* Exercise *
Copy down all of the data underneath, exactly as shown.

* Records to process *
════════════════════

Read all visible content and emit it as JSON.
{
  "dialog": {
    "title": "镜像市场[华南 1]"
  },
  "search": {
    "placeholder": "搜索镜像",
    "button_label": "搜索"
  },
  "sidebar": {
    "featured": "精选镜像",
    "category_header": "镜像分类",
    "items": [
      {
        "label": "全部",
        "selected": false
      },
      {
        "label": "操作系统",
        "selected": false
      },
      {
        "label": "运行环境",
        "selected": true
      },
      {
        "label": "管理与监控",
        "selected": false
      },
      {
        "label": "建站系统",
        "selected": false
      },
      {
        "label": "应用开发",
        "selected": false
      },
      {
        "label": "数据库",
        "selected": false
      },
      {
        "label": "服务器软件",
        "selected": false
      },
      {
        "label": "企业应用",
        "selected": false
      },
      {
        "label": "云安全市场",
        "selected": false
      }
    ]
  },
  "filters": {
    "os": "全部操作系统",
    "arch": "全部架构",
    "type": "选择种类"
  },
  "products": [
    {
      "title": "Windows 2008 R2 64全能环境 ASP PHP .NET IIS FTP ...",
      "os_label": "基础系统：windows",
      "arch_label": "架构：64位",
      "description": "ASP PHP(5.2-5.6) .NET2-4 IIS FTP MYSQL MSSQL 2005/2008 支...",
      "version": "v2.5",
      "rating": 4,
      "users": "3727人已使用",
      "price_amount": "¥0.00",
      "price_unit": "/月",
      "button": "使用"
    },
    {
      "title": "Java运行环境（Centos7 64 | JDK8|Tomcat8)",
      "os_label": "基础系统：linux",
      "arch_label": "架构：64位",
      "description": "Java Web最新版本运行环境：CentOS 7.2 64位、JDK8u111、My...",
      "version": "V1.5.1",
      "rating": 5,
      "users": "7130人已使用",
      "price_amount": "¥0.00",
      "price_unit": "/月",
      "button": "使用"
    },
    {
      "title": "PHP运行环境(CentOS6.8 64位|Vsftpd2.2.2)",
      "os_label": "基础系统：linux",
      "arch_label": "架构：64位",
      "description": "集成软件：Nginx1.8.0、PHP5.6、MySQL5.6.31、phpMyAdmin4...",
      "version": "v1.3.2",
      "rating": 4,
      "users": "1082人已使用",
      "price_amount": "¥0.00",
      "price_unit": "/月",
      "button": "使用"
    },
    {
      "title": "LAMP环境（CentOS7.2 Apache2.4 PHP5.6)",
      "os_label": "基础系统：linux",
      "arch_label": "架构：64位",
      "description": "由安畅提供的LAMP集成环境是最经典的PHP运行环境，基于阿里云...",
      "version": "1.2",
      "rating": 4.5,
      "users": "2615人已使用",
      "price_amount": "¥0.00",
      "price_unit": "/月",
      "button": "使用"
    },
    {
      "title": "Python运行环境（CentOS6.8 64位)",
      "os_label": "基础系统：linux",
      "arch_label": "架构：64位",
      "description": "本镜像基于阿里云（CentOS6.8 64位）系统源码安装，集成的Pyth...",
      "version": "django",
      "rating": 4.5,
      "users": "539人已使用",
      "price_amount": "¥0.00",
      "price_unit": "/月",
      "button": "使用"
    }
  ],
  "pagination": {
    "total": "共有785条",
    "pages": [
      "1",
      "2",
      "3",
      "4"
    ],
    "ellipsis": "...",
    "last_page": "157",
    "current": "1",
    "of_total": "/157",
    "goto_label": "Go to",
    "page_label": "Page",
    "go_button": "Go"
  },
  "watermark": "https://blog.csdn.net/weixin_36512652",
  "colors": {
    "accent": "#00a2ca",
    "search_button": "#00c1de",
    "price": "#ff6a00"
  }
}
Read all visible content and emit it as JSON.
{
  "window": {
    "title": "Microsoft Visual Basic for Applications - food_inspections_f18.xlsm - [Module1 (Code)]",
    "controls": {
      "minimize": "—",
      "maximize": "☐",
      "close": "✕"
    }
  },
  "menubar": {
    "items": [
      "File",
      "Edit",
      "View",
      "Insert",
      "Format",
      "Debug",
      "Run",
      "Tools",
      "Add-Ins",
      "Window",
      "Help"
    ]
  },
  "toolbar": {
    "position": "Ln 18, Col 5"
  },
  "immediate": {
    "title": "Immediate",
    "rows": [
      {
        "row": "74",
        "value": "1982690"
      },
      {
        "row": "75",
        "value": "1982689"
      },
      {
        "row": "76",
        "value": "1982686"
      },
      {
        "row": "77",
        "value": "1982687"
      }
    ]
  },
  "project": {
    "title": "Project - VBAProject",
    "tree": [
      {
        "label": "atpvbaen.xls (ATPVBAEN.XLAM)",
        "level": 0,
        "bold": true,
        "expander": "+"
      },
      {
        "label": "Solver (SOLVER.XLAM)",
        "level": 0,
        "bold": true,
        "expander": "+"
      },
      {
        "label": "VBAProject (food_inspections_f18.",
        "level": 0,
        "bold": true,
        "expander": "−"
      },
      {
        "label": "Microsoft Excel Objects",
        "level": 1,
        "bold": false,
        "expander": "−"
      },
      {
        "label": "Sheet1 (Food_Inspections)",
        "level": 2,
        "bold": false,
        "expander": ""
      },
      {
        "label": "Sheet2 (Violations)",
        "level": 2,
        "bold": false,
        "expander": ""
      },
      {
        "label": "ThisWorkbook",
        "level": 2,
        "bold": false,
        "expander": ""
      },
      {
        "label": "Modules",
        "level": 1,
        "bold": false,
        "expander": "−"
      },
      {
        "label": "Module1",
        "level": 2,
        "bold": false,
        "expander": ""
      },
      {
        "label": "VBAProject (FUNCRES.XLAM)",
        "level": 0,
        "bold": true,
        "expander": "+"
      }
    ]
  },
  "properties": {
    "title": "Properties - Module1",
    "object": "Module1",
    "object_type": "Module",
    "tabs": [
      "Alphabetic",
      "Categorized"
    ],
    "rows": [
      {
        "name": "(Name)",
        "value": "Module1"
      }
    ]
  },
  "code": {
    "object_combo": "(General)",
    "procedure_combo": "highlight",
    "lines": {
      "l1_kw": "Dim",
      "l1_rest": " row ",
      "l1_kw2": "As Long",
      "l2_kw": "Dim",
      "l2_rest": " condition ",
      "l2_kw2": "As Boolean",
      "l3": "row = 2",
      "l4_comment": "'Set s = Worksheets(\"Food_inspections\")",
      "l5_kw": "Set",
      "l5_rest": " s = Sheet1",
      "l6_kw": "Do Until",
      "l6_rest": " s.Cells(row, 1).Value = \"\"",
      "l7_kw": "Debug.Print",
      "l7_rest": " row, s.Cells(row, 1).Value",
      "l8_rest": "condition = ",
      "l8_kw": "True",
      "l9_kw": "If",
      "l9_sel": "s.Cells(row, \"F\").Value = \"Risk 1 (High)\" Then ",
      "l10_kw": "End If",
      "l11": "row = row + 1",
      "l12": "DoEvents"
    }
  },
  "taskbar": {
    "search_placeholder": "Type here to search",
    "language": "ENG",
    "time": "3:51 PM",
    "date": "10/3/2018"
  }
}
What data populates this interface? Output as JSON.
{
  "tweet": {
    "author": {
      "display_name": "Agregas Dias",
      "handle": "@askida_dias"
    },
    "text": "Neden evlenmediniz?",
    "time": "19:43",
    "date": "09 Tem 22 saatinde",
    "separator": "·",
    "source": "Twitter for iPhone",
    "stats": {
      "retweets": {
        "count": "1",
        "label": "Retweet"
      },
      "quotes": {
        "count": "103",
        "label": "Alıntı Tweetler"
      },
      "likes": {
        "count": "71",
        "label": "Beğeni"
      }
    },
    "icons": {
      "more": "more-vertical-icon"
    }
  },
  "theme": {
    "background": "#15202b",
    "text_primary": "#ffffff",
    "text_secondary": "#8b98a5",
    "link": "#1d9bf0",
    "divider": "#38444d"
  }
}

════════════════════

* Response to the exercise *
Read all visible content and emit it as JSON.
{
  "dialog": {
    "title": "镜像市场[华南 1]"
  },
  "search": {
    "placeholder": "搜索镜像",
    "button_label": "搜索"
  },
  "sidebar": {
    "featured": "精选镜像",
    "category_header": "镜像分类",
    "items": [
      {
        "label": "全部",
        "selected": false
      },
      {
        "label": "操作系统",
        "selected": false
      },
      {
        "label": "运行环境",
        "selected": true
      },
      {
        "label": "管理与监控",
        "selected": false
      },
      {
        "label": "建站系统",
        "selected": false
      },
      {
        "label": "应用开发",
        "selected": false
      },
      {
        "label": "数据库",
        "selected": false
      },
      {
        "label": "服务器软件",
        "selected": false
      },
      {
        "label": "企业应用",
        "selected": false
      },
      {
        "label": "云安全市场",
        "selected": false
      }
    ]
  },
  "filters": {
    "os": "全部操作系统",
    "arch": "全部架构",
    "type": "选择种类"
  },
  "products": [
    {
      "title": "Windows 2008 R2 64全能环境 ASP PHP .NET IIS FTP ...",
      "os_label": "基础系统：windows",
      "arch_label": "架构：64位",
      "description": "ASP PHP(5.2-5.6) .NET2-4 IIS FTP MYSQL MSSQL 2005/2008 支...",
      "version": "v2.5",
      "rating": 4,
      "users": "3727人已使用",
      "price_amount": "¥0.00",
      "price_unit": "/月",
      "button": "使用"
    },
    {
      "title": "Java运行环境（Centos7 64 | JDK8|Tomcat8)",
      "os_label": "基础系统：linux",
      "arch_label": "架构：64位",
      "description": "Java Web最新版本运行环境：CentOS 7.2 64位、JDK8u111、My...",
      "version": "V1.5.1",
      "rating": 5,
      "users": "7130人已使用",
      "price_amount": "¥0.00",
      "price_unit": "/月",
      "button": "使用"
    },
    {
      "title": "PHP运行环境(CentOS6.8 64位|Vsftpd2.2.2)",
      "os_label": "基础系统：linux",
      "arch_label": "架构：64位",
      "description": "集成软件：Nginx1.8.0、PHP5.6、MySQL5.6.31、phpMyAdmin4...",
      "version": "v1.3.2",
      "rating": 4,
      "users": "1082人已使用",
      "price_amount": "¥0.00",
      "price_unit": "/月",
      "button": "使用"
    },
    {
      "title": "LAMP环境（CentOS7.2 Apache2.4 PHP5.6)",
      "os_label": "基础系统：linux",
      "arch_label": "架构：64位",
      "description": "由安畅提供的LAMP集成环境是最经典的PHP运行环境，基于阿里云...",
      "version": "1.2",
      "rating": 4.5,
      "users": "2615人已使用",
      "price_amount": "¥0.00",
      "price_unit": "/月",
      "button": "使用"
    },
    {
      "title": "Python运行环境（CentOS6.8 64位)",
      "os_label": "基础系统：linux",
      "arch_label": "架构：64位",
      "description": "本镜像基于阿里云（CentOS6.8 64位）系统源码安装，集成的Pyth...",
      "version": "django",
      "rating": 4.5,
      "users": "539人已使用",
      "price_amount": "¥0.00",
      "price_unit": "/月",
      "button": "使用"
    }
  ],
  "pagination": {
    "total": "共有785条",
    "pages": [
      "1",
      "2",
      "3",
      "4"
    ],
    "ellipsis": "...",
    "last_page": "157",
    "current": "1",
    "of_total": "/157",
    "goto_label": "Go to",
    "page_label": "Page",
    "go_button": "Go"
  },
  "watermark": "https://blog.csdn.net/weixin_36512652",
  "colors": {
    "accent": "#00a2ca",
    "search_button": "#00c1de",
    "price": "#ff6a00"
  }
}
Read all visible content and emit it as JSON.
{
  "window": {
    "title": "Microsoft Visual Basic for Applications - food_inspections_f18.xlsm - [Module1 (Code)]",
    "controls": {
      "minimize": "—",
      "maximize": "☐",
      "close": "✕"
    }
  },
  "menubar": {
    "items": [
      "File",
      "Edit",
      "View",
      "Insert",
      "Format",
      "Debug",
      "Run",
      "Tools",
      "Add-Ins",
      "Window",
      "Help"
    ]
  },
  "toolbar": {
    "position": "Ln 18, Col 5"
  },
  "immediate": {
    "title": "Immediate",
    "rows": [
      {
        "row": "74",
        "value": "1982690"
      },
      {
        "row": "75",
        "value": "1982689"
      },
      {
        "row": "76",
        "value": "1982686"
      },
      {
        "row": "77",
        "value": "1982687"
      }
    ]
  },
  "project": {
    "title": "Project - VBAProject",
    "tree": [
      {
        "label": "atpvbaen.xls (ATPVBAEN.XLAM)",
        "level": 0,
        "bold": true,
        "expander": "+"
      },
      {
        "label": "Solver (SOLVER.XLAM)",
        "level": 0,
        "bold": true,
        "expander": "+"
      },
      {
        "label": "VBAProject (food_inspections_f18.",
        "level": 0,
        "bold": true,
        "expander": "−"
      },
      {
        "label": "Microsoft Excel Objects",
        "level": 1,
        "bold": false,
        "expander": "−"
      },
      {
        "label": "Sheet1 (Food_Inspections)",
        "level": 2,
        "bold": false,
        "expander": ""
      },
      {
        "label": "Sheet2 (Violations)",
        "level": 2,
        "bold": false,
        "expander": ""
      },
      {
        "label": "ThisWorkbook",
        "level": 2,
        "bold": false,
        "expander": ""
      },
      {
        "label": "Modules",
        "level": 1,
        "bold": false,
        "expander": "−"
      },
      {
        "label": "Module1",
        "level": 2,
        "bold": false,
        "expander": ""
      },
      {
        "label": "VBAProject (FUNCRES.XLAM)",
        "level": 0,
        "bold": true,
        "expander": "+"
      }
    ]
  },
  "properties": {
    "title": "Properties - Module1",
    "object": "Module1",
    "object_type": "Module",
    "tabs": [
      "Alphabetic",
      "Categorized"
    ],
    "rows": [
      {
        "name": "(Name)",
        "value": "Module1"
      }
    ]
  },
  "code": {
    "object_combo": "(General)",
    "procedure_combo": "highlight",
    "lines": {
      "l1_kw": "Dim",
      "l1_rest": " row ",
      "l1_kw2": "As Long",
      "l2_kw": "Dim",
      "l2_rest": " condition ",
      "l2_kw2": "As Boolean",
      "l3": "row = 2",
      "l4_comment": "'Set s = Worksheets(\"Food_inspections\")",
      "l5_kw": "Set",
      "l5_rest": " s = Sheet1",
      "l6_kw": "Do Until",
      "l6_rest": " s.Cells(row, 1).Value = \"\"",
      "l7_kw": "Debug.Print",
      "l7_rest": " row, s.Cells(row, 1).Value",
      "l8_rest": "condition = ",
      "l8_kw": "True",
      "l9_kw": "If",
      "l9_sel": "s.Cells(row, \"F\").Value = \"Risk 1 (High)\" Then ",
      "l10_kw": "End If",
      "l11": "row = row + 1",
      "l12": "DoEvents"
    }
  },
  "taskbar": {
    "search_placeholder": "Type here to search",
    "language": "ENG",
    "time": "3:51 PM",
    "date": "10/3/2018"
  }
}
What data populates this interface? Output as JSON.
{
  "tweet": {
    "author": {
      "display_name": "Agregas Dias",
      "handle": "@askida_dias"
    },
    "text": "Neden evlenmediniz?",
    "time": "19:43",
    "date": "09 Tem 22 saatinde",
    "separator": "·",
    "source": "Twitter for iPhone",
    "stats": {
      "retweets": {
        "count": "1",
        "label": "Retweet"
      },
      "quotes": {
        "count": "103",
        "label": "Alıntı Tweetler"
      },
      "likes": {
        "count": "71",
        "label": "Beğeni"
      }
    },
    "icons": {
      "more": "more-vertical-icon"
    }
  },
  "theme": {
    "background": "#15202b",
    "text_primary": "#ffffff",
    "text_secondary": "#8b98a5",
    "link": "#1d9bf0",
    "divider": "#38444d"
  }
}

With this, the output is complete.